Work required:
Copy each line in the data that includes the word "title".

Stored data
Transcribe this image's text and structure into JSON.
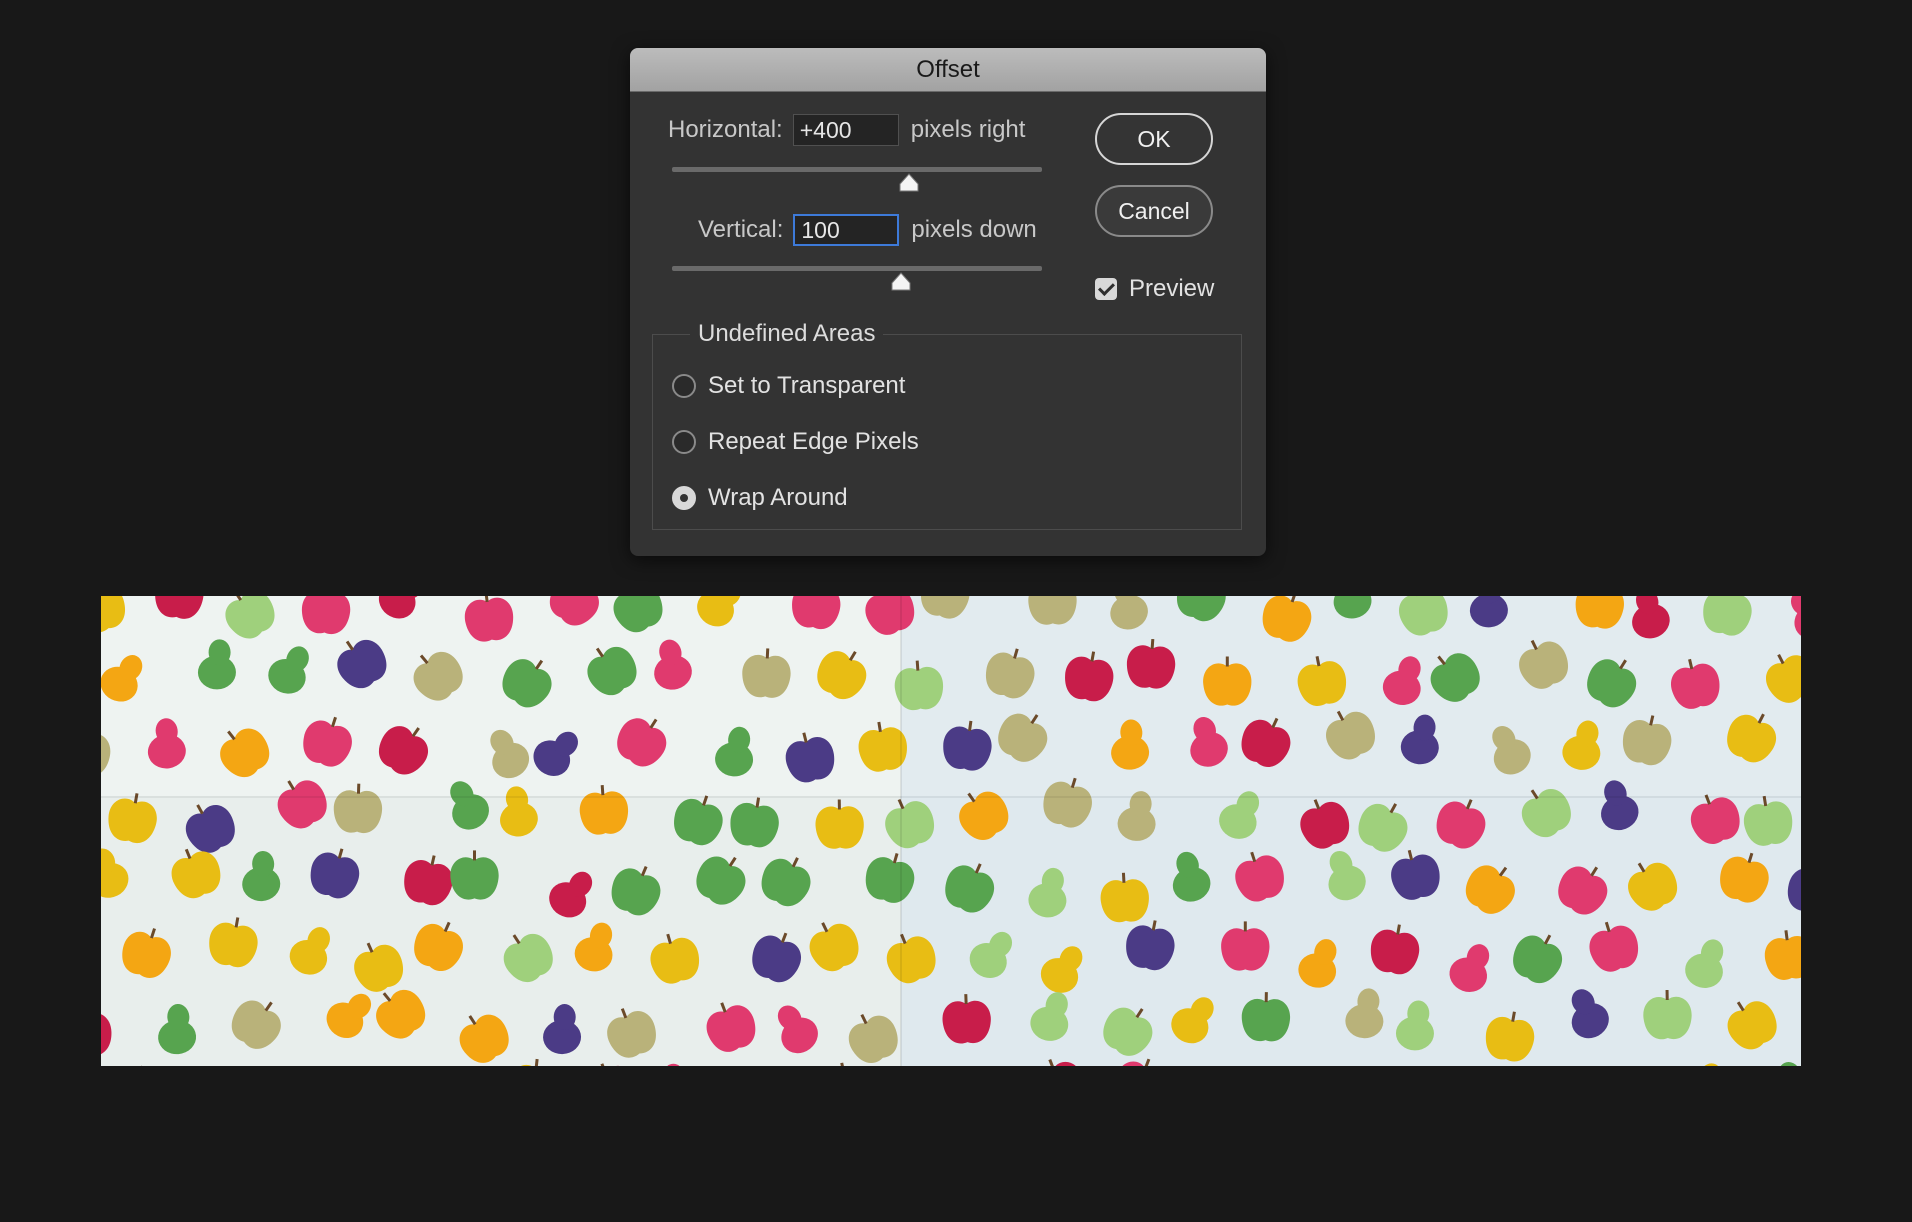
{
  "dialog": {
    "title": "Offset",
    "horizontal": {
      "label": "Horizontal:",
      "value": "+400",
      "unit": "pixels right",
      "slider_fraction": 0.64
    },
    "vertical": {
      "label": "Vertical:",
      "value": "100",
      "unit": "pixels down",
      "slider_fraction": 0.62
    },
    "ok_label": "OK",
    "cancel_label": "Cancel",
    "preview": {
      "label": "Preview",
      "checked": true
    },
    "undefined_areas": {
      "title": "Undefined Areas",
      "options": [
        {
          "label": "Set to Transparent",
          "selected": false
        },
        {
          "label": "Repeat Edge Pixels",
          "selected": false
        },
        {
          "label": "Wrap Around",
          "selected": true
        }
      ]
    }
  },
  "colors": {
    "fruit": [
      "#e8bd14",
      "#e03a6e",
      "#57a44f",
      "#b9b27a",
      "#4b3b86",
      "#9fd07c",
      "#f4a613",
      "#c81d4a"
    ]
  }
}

Solution to this task:
    "title": "Offset",
      "title": "Undefined Areas",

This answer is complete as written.